==== Data to process
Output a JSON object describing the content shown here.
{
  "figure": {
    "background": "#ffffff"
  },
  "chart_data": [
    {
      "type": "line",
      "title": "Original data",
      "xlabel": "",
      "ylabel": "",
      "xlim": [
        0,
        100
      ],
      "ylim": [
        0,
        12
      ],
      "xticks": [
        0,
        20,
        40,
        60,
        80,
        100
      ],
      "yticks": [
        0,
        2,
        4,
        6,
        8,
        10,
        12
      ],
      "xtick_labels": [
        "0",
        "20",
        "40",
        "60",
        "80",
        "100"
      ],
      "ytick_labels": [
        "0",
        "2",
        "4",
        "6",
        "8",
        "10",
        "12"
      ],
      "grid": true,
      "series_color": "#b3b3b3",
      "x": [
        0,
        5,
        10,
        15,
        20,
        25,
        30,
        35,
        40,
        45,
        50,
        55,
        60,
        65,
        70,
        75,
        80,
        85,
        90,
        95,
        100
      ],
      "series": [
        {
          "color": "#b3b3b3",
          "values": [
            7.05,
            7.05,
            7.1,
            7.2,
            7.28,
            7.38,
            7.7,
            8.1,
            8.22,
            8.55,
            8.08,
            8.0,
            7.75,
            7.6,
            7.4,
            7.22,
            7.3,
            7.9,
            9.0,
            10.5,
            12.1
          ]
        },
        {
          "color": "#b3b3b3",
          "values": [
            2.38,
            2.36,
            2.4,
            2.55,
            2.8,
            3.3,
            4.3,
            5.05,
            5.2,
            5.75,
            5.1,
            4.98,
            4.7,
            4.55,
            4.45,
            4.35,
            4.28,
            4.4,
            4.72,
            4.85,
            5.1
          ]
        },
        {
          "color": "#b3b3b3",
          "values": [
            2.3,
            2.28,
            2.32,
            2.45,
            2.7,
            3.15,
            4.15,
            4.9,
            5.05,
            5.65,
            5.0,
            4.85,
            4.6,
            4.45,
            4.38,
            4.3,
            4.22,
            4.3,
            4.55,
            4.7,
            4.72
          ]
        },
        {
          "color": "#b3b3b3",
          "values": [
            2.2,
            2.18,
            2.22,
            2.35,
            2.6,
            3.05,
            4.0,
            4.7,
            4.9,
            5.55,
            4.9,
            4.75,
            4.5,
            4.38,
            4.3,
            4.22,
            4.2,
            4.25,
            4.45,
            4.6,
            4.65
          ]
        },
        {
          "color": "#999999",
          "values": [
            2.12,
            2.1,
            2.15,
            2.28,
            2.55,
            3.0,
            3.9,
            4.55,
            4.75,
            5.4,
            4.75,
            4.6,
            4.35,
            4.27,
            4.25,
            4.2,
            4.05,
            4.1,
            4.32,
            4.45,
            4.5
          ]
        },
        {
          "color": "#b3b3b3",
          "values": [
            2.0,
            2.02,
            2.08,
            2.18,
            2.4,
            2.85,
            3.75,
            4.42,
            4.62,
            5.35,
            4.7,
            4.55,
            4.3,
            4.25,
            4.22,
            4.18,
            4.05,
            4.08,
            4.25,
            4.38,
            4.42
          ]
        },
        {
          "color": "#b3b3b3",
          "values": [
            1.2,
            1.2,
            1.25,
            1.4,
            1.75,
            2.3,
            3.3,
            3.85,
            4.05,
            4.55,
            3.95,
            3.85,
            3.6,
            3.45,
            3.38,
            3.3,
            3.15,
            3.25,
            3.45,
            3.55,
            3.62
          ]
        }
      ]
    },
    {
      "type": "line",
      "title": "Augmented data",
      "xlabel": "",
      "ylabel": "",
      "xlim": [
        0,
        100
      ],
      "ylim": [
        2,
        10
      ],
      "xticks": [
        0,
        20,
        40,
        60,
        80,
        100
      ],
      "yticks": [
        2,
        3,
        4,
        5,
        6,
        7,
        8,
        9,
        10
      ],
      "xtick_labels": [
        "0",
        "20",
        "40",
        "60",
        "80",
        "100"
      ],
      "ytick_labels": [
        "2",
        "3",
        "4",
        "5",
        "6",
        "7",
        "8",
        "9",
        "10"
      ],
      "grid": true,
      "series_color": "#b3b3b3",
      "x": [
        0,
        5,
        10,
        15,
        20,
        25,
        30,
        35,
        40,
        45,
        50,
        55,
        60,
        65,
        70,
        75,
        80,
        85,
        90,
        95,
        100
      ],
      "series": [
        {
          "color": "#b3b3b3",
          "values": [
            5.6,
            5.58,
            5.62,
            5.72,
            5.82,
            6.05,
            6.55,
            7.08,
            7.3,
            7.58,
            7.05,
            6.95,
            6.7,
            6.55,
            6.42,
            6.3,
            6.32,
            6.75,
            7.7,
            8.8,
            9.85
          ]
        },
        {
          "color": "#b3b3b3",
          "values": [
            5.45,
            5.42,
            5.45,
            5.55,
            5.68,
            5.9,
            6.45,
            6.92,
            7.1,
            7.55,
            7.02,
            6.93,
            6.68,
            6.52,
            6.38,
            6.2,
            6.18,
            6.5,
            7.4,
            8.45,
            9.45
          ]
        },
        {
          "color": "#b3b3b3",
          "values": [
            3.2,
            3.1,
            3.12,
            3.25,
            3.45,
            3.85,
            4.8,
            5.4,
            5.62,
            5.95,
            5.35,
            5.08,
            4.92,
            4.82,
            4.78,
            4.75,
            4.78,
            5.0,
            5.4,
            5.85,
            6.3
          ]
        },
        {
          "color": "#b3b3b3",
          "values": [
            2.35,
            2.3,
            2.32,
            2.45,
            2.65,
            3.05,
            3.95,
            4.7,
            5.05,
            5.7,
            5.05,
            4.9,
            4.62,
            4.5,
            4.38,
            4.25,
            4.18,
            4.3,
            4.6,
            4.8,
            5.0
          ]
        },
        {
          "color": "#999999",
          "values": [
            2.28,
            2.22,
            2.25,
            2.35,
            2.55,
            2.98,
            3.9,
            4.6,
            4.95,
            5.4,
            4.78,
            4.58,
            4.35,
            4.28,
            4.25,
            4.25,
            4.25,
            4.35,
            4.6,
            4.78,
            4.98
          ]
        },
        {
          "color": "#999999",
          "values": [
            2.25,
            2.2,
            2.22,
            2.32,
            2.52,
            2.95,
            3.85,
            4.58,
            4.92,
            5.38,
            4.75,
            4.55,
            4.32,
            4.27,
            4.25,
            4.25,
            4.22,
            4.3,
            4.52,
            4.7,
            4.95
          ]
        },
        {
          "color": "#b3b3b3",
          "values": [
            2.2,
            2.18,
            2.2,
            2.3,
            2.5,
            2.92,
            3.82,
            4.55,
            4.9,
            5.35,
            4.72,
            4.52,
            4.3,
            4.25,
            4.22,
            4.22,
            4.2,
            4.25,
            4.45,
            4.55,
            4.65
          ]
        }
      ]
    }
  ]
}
========
Return every line exactly.

Output a JSON object describing the content shown here.
{
  "figure": {
    "background": "#ffffff"
  },
  "chart_data": [
    {
      "type": "line",
      "title": "Original data",
      "xlabel": "",
      "ylabel": "",
      "xlim": [
        0,
        100
      ],
      "ylim": [
        0,
        12
      ],
      "xticks": [
        0,
        20,
        40,
        60,
        80,
        100
      ],
      "yticks": [
        0,
        2,
        4,
        6,
        8,
        10,
        12
      ],
      "xtick_labels": [
        "0",
        "20",
        "40",
        "60",
        "80",
        "100"
      ],
      "ytick_labels": [
        "0",
        "2",
        "4",
        "6",
        "8",
        "10",
        "12"
      ],
      "grid": true,
      "series_color": "#b3b3b3",
      "x": [
        0,
        5,
        10,
        15,
        20,
        25,
        30,
        35,
        40,
        45,
        50,
        55,
        60,
        65,
        70,
        75,
        80,
        85,
        90,
        95,
        100
      ],
      "series": [
        {
          "color": "#b3b3b3",
          "values": [
            7.05,
            7.05,
            7.1,
            7.2,
            7.28,
            7.38,
            7.7,
            8.1,
            8.22,
            8.55,
            8.08,
            8.0,
            7.75,
            7.6,
            7.4,
            7.22,
            7.3,
            7.9,
            9.0,
            10.5,
            12.1
          ]
        },
        {
          "color": "#b3b3b3",
          "values": [
            2.38,
            2.36,
            2.4,
            2.55,
            2.8,
            3.3,
            4.3,
            5.05,
            5.2,
            5.75,
            5.1,
            4.98,
            4.7,
            4.55,
            4.45,
            4.35,
            4.28,
            4.4,
            4.72,
            4.85,
            5.1
          ]
        },
        {
          "color": "#b3b3b3",
          "values": [
            2.3,
            2.28,
            2.32,
            2.45,
            2.7,
            3.15,
            4.15,
            4.9,
            5.05,
            5.65,
            5.0,
            4.85,
            4.6,
            4.45,
            4.38,
            4.3,
            4.22,
            4.3,
            4.55,
            4.7,
            4.72
          ]
        },
        {
          "color": "#b3b3b3",
          "values": [
            2.2,
            2.18,
            2.22,
            2.35,
            2.6,
            3.05,
            4.0,
            4.7,
            4.9,
            5.55,
            4.9,
            4.75,
            4.5,
            4.38,
            4.3,
            4.22,
            4.2,
            4.25,
            4.45,
            4.6,
            4.65
          ]
        },
        {
          "color": "#999999",
          "values": [
            2.12,
            2.1,
            2.15,
            2.28,
            2.55,
            3.0,
            3.9,
            4.55,
            4.75,
            5.4,
            4.75,
            4.6,
            4.35,
            4.27,
            4.25,
            4.2,
            4.05,
            4.1,
            4.32,
            4.45,
            4.5
          ]
        },
        {
          "color": "#b3b3b3",
          "values": [
            2.0,
            2.02,
            2.08,
            2.18,
            2.4,
            2.85,
            3.75,
            4.42,
            4.62,
            5.35,
            4.7,
            4.55,
            4.3,
            4.25,
            4.22,
            4.18,
            4.05,
            4.08,
            4.25,
            4.38,
            4.42
          ]
        },
        {
          "color": "#b3b3b3",
          "values": [
            1.2,
            1.2,
            1.25,
            1.4,
            1.75,
            2.3,
            3.3,
            3.85,
            4.05,
            4.55,
            3.95,
            3.85,
            3.6,
            3.45,
            3.38,
            3.3,
            3.15,
            3.25,
            3.45,
            3.55,
            3.62
          ]
        }
      ]
    },
    {
      "type": "line",
      "title": "Augmented data",
      "xlabel": "",
      "ylabel": "",
      "xlim": [
        0,
        100
      ],
      "ylim": [
        2,
        10
      ],
      "xticks": [
        0,
        20,
        40,
        60,
        80,
        100
      ],
      "yticks": [
        2,
        3,
        4,
        5,
        6,
        7,
        8,
        9,
        10
      ],
      "xtick_labels": [
        "0",
        "20",
        "40",
        "60",
        "80",
        "100"
      ],
      "ytick_labels": [
        "2",
        "3",
        "4",
        "5",
        "6",
        "7",
        "8",
        "9",
        "10"
      ],
      "grid": true,
      "series_color": "#b3b3b3",
      "x": [
        0,
        5,
        10,
        15,
        20,
        25,
        30,
        35,
        40,
        45,
        50,
        55,
        60,
        65,
        70,
        75,
        80,
        85,
        90,
        95,
        100
      ],
      "series": [
        {
          "color": "#b3b3b3",
          "values": [
            5.6,
            5.58,
            5.62,
            5.72,
            5.82,
            6.05,
            6.55,
            7.08,
            7.3,
            7.58,
            7.05,
            6.95,
            6.7,
            6.55,
            6.42,
            6.3,
            6.32,
            6.75,
            7.7,
            8.8,
            9.85
          ]
        },
        {
          "color": "#b3b3b3",
          "values": [
            5.45,
            5.42,
            5.45,
            5.55,
            5.68,
            5.9,
            6.45,
            6.92,
            7.1,
            7.55,
            7.02,
            6.93,
            6.68,
            6.52,
            6.38,
            6.2,
            6.18,
            6.5,
            7.4,
            8.45,
            9.45
          ]
        },
        {
          "color": "#b3b3b3",
          "values": [
            3.2,
            3.1,
            3.12,
            3.25,
            3.45,
            3.85,
            4.8,
            5.4,
            5.62,
            5.95,
            5.35,
            5.08,
            4.92,
            4.82,
            4.78,
            4.75,
            4.78,
            5.0,
            5.4,
            5.85,
            6.3
          ]
        },
        {
          "color": "#b3b3b3",
          "values": [
            2.35,
            2.3,
            2.32,
            2.45,
            2.65,
            3.05,
            3.95,
            4.7,
            5.05,
            5.7,
            5.05,
            4.9,
            4.62,
            4.5,
            4.38,
            4.25,
            4.18,
            4.3,
            4.6,
            4.8,
            5.0
          ]
        },
        {
          "color": "#999999",
          "values": [
            2.28,
            2.22,
            2.25,
            2.35,
            2.55,
            2.98,
            3.9,
            4.6,
            4.95,
            5.4,
            4.78,
            4.58,
            4.35,
            4.28,
            4.25,
            4.25,
            4.25,
            4.35,
            4.6,
            4.78,
            4.98
          ]
        },
        {
          "color": "#999999",
          "values": [
            2.25,
            2.2,
            2.22,
            2.32,
            2.52,
            2.95,
            3.85,
            4.58,
            4.92,
            5.38,
            4.75,
            4.55,
            4.32,
            4.27,
            4.25,
            4.25,
            4.22,
            4.3,
            4.52,
            4.7,
            4.95
          ]
        },
        {
          "color": "#b3b3b3",
          "values": [
            2.2,
            2.18,
            2.2,
            2.3,
            2.5,
            2.92,
            3.82,
            4.55,
            4.9,
            5.35,
            4.72,
            4.52,
            4.3,
            4.25,
            4.22,
            4.22,
            4.2,
            4.25,
            4.45,
            4.55,
            4.65
          ]
        }
      ]
    }
  ]
}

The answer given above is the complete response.